#### EXERCISE DETAILS
Gather each line of the records where "السبت" appears.

Records from a collection:
================
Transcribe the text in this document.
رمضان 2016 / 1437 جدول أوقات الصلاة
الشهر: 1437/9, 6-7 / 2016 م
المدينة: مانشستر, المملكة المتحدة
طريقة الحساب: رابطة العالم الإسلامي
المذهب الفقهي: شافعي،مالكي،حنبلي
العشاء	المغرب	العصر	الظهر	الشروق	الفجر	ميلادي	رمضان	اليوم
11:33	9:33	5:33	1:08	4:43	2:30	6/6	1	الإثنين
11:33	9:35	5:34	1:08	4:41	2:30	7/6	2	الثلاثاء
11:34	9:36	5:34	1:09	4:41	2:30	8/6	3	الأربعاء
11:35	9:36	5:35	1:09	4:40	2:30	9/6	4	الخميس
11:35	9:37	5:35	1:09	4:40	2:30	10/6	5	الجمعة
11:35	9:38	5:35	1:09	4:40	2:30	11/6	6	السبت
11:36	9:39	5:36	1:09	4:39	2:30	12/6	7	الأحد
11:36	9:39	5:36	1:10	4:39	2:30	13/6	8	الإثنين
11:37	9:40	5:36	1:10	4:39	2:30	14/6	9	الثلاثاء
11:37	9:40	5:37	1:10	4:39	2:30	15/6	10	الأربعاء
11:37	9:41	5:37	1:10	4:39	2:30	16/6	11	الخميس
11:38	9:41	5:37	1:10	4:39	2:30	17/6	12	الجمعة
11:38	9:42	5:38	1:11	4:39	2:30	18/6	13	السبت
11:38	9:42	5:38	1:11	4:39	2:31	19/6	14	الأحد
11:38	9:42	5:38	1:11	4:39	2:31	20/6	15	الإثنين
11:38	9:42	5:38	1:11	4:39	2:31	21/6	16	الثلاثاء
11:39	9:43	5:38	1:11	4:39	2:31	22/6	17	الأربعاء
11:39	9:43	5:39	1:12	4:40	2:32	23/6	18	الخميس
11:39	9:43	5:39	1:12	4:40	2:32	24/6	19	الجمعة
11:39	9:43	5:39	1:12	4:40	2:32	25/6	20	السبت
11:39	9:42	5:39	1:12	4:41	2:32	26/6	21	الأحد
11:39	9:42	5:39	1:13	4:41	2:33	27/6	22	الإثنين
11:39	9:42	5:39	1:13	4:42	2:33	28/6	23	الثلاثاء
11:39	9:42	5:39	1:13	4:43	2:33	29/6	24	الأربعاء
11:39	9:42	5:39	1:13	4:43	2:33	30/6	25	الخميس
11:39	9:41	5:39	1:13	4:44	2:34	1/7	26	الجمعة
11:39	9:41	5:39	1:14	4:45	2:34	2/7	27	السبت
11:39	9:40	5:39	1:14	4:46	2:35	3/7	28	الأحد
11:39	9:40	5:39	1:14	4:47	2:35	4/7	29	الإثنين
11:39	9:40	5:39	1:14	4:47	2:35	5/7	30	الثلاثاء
================
#### WORKED ANSWER
11:35	9:38	5:35	1:09	4:40	2:30	11/6	6	السبت
11:38	9:42	5:38	1:11	4:39	2:30	18/6	13	السبت
11:39	9:43	5:39	1:12	4:40	2:32	25/6	20	السبت
11:39	9:41	5:39	1:14	4:45	2:34	2/7	27	السبت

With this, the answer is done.